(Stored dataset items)
● ● ● ● ●
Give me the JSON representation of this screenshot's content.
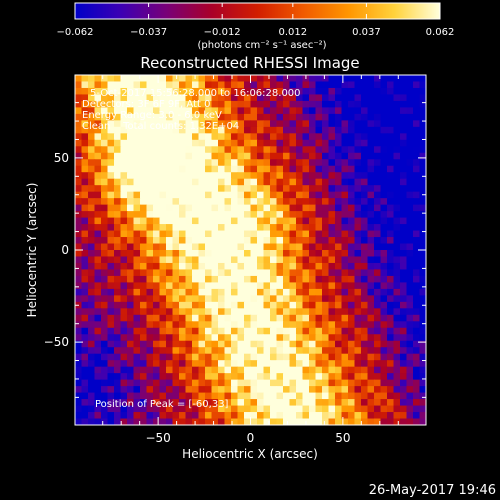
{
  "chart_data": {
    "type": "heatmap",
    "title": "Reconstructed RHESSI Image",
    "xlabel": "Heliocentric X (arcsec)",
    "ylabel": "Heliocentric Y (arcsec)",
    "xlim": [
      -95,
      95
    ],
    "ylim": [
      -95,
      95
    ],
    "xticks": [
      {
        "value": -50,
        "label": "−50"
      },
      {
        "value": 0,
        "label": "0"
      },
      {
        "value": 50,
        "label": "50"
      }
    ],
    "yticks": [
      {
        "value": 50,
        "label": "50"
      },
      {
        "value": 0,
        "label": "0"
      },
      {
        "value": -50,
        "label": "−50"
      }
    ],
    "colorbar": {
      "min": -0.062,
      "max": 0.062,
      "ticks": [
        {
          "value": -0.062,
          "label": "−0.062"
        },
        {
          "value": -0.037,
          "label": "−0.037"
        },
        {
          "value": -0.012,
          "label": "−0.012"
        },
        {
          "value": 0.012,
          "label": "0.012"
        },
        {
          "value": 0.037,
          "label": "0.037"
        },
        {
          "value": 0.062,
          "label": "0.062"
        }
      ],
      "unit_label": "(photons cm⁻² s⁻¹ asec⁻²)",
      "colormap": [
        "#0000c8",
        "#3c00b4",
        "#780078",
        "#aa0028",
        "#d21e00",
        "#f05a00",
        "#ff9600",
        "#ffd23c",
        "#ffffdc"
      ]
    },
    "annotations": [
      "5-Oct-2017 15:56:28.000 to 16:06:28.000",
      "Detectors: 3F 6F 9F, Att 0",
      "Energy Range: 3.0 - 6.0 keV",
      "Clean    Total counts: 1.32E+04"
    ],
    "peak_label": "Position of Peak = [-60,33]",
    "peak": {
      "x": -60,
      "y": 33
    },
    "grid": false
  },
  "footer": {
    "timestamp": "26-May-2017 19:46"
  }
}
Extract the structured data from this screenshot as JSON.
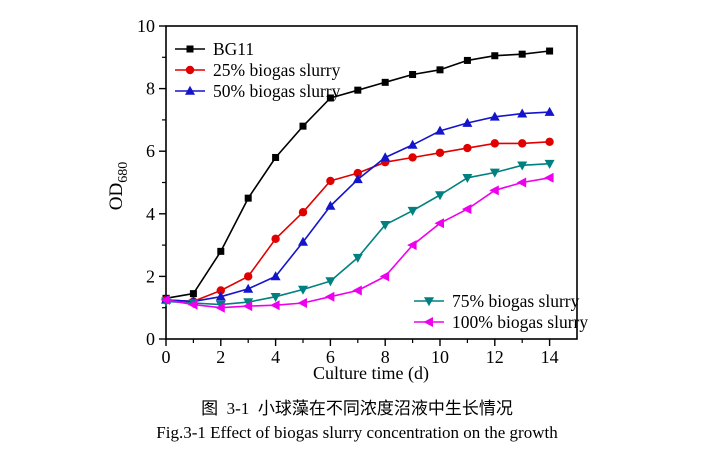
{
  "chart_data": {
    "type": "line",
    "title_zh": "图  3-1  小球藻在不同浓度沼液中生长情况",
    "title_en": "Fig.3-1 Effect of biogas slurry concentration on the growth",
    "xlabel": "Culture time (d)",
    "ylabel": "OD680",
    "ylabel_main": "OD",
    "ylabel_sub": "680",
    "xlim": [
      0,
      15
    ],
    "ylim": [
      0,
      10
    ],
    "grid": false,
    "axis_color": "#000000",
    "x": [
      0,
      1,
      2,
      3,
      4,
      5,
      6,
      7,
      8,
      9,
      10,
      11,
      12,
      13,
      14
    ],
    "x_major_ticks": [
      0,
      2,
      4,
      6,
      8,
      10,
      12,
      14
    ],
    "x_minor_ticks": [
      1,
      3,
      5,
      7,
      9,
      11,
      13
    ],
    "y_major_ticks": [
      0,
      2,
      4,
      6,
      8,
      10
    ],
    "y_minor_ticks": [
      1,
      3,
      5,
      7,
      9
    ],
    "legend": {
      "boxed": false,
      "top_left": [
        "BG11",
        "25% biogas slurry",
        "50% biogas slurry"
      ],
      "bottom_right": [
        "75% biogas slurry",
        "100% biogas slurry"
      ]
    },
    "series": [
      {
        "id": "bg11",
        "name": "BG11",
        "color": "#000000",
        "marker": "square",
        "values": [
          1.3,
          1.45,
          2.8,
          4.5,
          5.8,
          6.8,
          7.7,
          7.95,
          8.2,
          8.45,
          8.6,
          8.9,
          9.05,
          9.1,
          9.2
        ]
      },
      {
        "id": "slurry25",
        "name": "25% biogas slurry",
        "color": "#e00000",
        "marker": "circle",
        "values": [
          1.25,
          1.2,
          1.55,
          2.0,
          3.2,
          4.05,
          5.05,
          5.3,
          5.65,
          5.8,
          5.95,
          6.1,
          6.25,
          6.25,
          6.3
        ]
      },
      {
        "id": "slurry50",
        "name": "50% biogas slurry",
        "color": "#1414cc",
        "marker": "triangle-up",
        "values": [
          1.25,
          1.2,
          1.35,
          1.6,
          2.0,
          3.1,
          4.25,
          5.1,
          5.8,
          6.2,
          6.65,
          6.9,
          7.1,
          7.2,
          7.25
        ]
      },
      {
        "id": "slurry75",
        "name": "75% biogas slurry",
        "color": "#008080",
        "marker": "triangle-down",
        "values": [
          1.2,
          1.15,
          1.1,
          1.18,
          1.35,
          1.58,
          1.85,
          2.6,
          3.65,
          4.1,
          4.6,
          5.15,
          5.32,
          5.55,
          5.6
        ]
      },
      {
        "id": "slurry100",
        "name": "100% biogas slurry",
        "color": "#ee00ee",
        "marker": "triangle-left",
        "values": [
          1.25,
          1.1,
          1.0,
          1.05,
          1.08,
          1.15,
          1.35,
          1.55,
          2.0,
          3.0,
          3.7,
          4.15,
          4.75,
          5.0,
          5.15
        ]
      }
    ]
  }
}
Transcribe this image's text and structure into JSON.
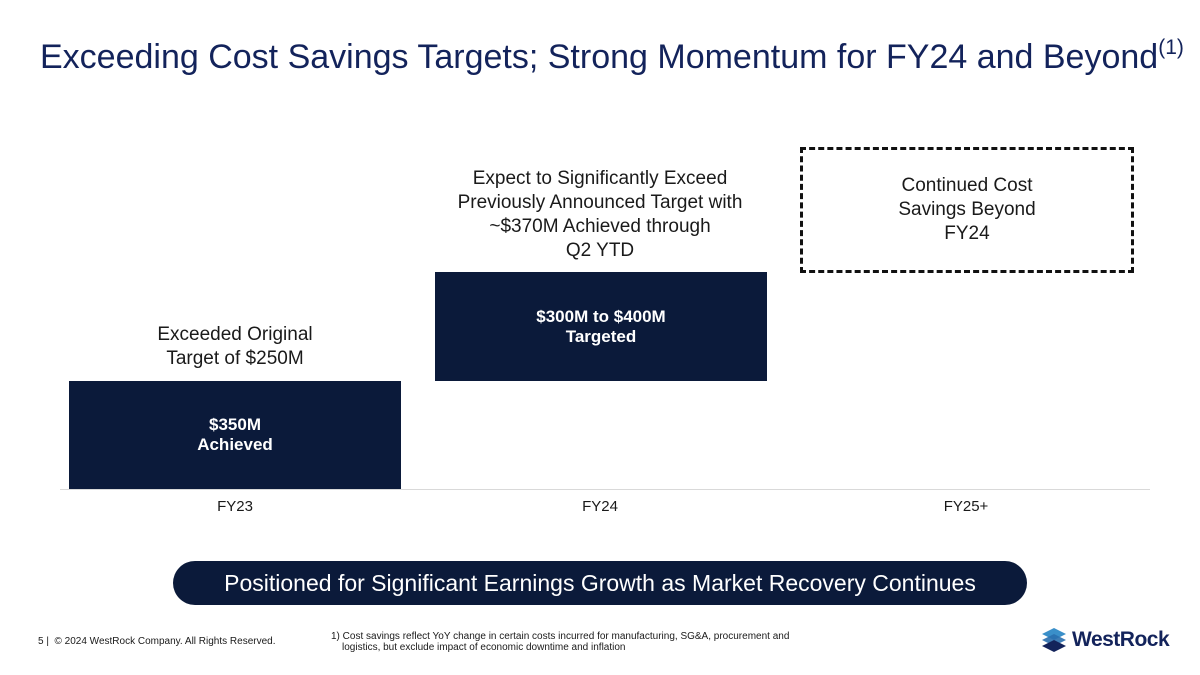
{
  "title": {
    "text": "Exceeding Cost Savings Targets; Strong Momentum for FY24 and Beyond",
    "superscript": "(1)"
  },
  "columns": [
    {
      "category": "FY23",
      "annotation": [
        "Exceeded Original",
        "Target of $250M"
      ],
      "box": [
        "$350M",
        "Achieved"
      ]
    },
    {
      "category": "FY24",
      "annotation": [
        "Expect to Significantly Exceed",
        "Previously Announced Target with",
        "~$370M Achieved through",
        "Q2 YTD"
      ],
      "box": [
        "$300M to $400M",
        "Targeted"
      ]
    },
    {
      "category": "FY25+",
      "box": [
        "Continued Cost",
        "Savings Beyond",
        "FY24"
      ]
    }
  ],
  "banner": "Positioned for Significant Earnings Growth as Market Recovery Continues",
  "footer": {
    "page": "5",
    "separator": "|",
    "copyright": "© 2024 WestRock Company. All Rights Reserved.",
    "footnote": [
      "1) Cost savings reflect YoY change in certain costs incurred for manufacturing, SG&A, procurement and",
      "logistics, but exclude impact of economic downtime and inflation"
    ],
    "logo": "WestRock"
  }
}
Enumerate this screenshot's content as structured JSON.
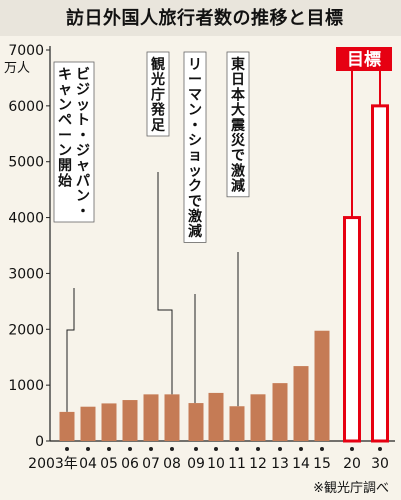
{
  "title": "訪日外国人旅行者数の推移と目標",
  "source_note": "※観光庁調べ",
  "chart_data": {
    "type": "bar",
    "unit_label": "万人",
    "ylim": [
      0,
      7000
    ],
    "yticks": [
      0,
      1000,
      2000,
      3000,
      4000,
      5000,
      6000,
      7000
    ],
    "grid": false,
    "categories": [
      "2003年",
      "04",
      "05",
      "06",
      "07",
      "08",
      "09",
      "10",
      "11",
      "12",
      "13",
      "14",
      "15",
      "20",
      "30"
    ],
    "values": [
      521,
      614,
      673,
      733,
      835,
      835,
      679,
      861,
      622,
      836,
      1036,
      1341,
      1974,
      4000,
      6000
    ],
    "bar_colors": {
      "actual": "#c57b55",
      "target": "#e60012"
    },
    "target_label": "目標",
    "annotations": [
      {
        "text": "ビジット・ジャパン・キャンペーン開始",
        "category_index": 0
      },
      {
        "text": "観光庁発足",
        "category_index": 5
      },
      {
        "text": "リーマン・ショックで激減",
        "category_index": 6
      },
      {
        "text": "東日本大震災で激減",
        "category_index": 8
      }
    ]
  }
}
● ● ● ● ●
### [WHAT YOU WILL DO]
Leave the pictures out and reproduce each record exactly as written.

### [WRITTEN ANSWER]
Give me the JSON representation of this screenshot's content.
{
  "chart_data": {
    "type": "heatmap",
    "title": "Reconstructed RHESSI Image",
    "xlabel": "Heliocentric X (arcsec)",
    "ylabel": "Heliocentric Y (arcsec)",
    "xlim": [
      -95,
      95
    ],
    "ylim": [
      -95,
      95
    ],
    "xticks": [
      {
        "value": -50,
        "label": "−50"
      },
      {
        "value": 0,
        "label": "0"
      },
      {
        "value": 50,
        "label": "50"
      }
    ],
    "yticks": [
      {
        "value": 50,
        "label": "50"
      },
      {
        "value": 0,
        "label": "0"
      },
      {
        "value": -50,
        "label": "−50"
      }
    ],
    "colorbar": {
      "min": -0.062,
      "max": 0.062,
      "ticks": [
        {
          "value": -0.062,
          "label": "−0.062"
        },
        {
          "value": -0.037,
          "label": "−0.037"
        },
        {
          "value": -0.012,
          "label": "−0.012"
        },
        {
          "value": 0.012,
          "label": "0.012"
        },
        {
          "value": 0.037,
          "label": "0.037"
        },
        {
          "value": 0.062,
          "label": "0.062"
        }
      ],
      "unit_label": "(photons cm⁻² s⁻¹ asec⁻²)",
      "colormap": [
        "#0000c8",
        "#3c00b4",
        "#780078",
        "#aa0028",
        "#d21e00",
        "#f05a00",
        "#ff9600",
        "#ffd23c",
        "#ffffdc"
      ]
    },
    "annotations": [
      "5-Oct-2017 15:56:28.000 to 16:06:28.000",
      "Detectors: 3F 6F 9F, Att 0",
      "Energy Range: 3.0 - 6.0 keV",
      "Clean    Total counts: 1.32E+04"
    ],
    "peak_label": "Position of Peak = [-60,33]",
    "peak": {
      "x": -60,
      "y": 33
    },
    "grid": false
  },
  "footer": {
    "timestamp": "26-May-2017 19:46"
  }
}
Extract the structured data from this screenshot as JSON.
{
  "chart_data": {
    "type": "line",
    "title_zh": "图  3-1  小球藻在不同浓度沼液中生长情况",
    "title_en": "Fig.3-1 Effect of biogas slurry concentration on the growth",
    "xlabel": "Culture time (d)",
    "ylabel": "OD680",
    "ylabel_main": "OD",
    "ylabel_sub": "680",
    "xlim": [
      0,
      15
    ],
    "ylim": [
      0,
      10
    ],
    "grid": false,
    "axis_color": "#000000",
    "x": [
      0,
      1,
      2,
      3,
      4,
      5,
      6,
      7,
      8,
      9,
      10,
      11,
      12,
      13,
      14
    ],
    "x_major_ticks": [
      0,
      2,
      4,
      6,
      8,
      10,
      12,
      14
    ],
    "x_minor_ticks": [
      1,
      3,
      5,
      7,
      9,
      11,
      13
    ],
    "y_major_ticks": [
      0,
      2,
      4,
      6,
      8,
      10
    ],
    "y_minor_ticks": [
      1,
      3,
      5,
      7,
      9
    ],
    "legend": {
      "boxed": false,
      "top_left": [
        "BG11",
        "25% biogas slurry",
        "50% biogas slurry"
      ],
      "bottom_right": [
        "75% biogas slurry",
        "100% biogas slurry"
      ]
    },
    "series": [
      {
        "id": "bg11",
        "name": "BG11",
        "color": "#000000",
        "marker": "square",
        "values": [
          1.3,
          1.45,
          2.8,
          4.5,
          5.8,
          6.8,
          7.7,
          7.95,
          8.2,
          8.45,
          8.6,
          8.9,
          9.05,
          9.1,
          9.2
        ]
      },
      {
        "id": "slurry25",
        "name": "25% biogas slurry",
        "color": "#e00000",
        "marker": "circle",
        "values": [
          1.25,
          1.2,
          1.55,
          2.0,
          3.2,
          4.05,
          5.05,
          5.3,
          5.65,
          5.8,
          5.95,
          6.1,
          6.25,
          6.25,
          6.3
        ]
      },
      {
        "id": "slurry50",
        "name": "50% biogas slurry",
        "color": "#1414cc",
        "marker": "triangle-up",
        "values": [
          1.25,
          1.2,
          1.35,
          1.6,
          2.0,
          3.1,
          4.25,
          5.1,
          5.8,
          6.2,
          6.65,
          6.9,
          7.1,
          7.2,
          7.25
        ]
      },
      {
        "id": "slurry75",
        "name": "75% biogas slurry",
        "color": "#008080",
        "marker": "triangle-down",
        "values": [
          1.2,
          1.15,
          1.1,
          1.18,
          1.35,
          1.58,
          1.85,
          2.6,
          3.65,
          4.1,
          4.6,
          5.15,
          5.32,
          5.55,
          5.6
        ]
      },
      {
        "id": "slurry100",
        "name": "100% biogas slurry",
        "color": "#ee00ee",
        "marker": "triangle-left",
        "values": [
          1.25,
          1.1,
          1.0,
          1.05,
          1.08,
          1.15,
          1.35,
          1.55,
          2.0,
          3.0,
          3.7,
          4.15,
          4.75,
          5.0,
          5.15
        ]
      }
    ]
  }
}
Transcribe this image's text and structure into JSON.
{
  "title": {
    "text": "Exceeding Cost Savings Targets; Strong Momentum for FY24 and Beyond",
    "superscript": "(1)"
  },
  "columns": [
    {
      "category": "FY23",
      "annotation": [
        "Exceeded Original",
        "Target of $250M"
      ],
      "box": [
        "$350M",
        "Achieved"
      ]
    },
    {
      "category": "FY24",
      "annotation": [
        "Expect to Significantly Exceed",
        "Previously Announced Target with",
        "~$370M Achieved through",
        "Q2 YTD"
      ],
      "box": [
        "$300M to $400M",
        "Targeted"
      ]
    },
    {
      "category": "FY25+",
      "box": [
        "Continued Cost",
        "Savings Beyond",
        "FY24"
      ]
    }
  ],
  "banner": "Positioned for Significant Earnings Growth as Market Recovery Continues",
  "footer": {
    "page": "5",
    "separator": "|",
    "copyright": "© 2024 WestRock Company. All Rights Reserved.",
    "footnote": [
      "1) Cost savings reflect YoY change in certain costs incurred for manufacturing, SG&A, procurement and",
      "logistics, but exclude impact of economic downtime and inflation"
    ],
    "logo": "WestRock"
  }
}
Enumerate this screenshot's content as structured JSON.
{
  "title": "訪日外国人旅行者数の推移と目標",
  "source_note": "※観光庁調べ",
  "chart_data": {
    "type": "bar",
    "unit_label": "万人",
    "ylim": [
      0,
      7000
    ],
    "yticks": [
      0,
      1000,
      2000,
      3000,
      4000,
      5000,
      6000,
      7000
    ],
    "grid": false,
    "categories": [
      "2003年",
      "04",
      "05",
      "06",
      "07",
      "08",
      "09",
      "10",
      "11",
      "12",
      "13",
      "14",
      "15",
      "20",
      "30"
    ],
    "values": [
      521,
      614,
      673,
      733,
      835,
      835,
      679,
      861,
      622,
      836,
      1036,
      1341,
      1974,
      4000,
      6000
    ],
    "bar_colors": {
      "actual": "#c57b55",
      "target": "#e60012"
    },
    "target_label": "目標",
    "annotations": [
      {
        "text": "ビジット・ジャパン・キャンペーン開始",
        "category_index": 0
      },
      {
        "text": "観光庁発足",
        "category_index": 5
      },
      {
        "text": "リーマン・ショックで激減",
        "category_index": 6
      },
      {
        "text": "東日本大震災で激減",
        "category_index": 8
      }
    ]
  }
}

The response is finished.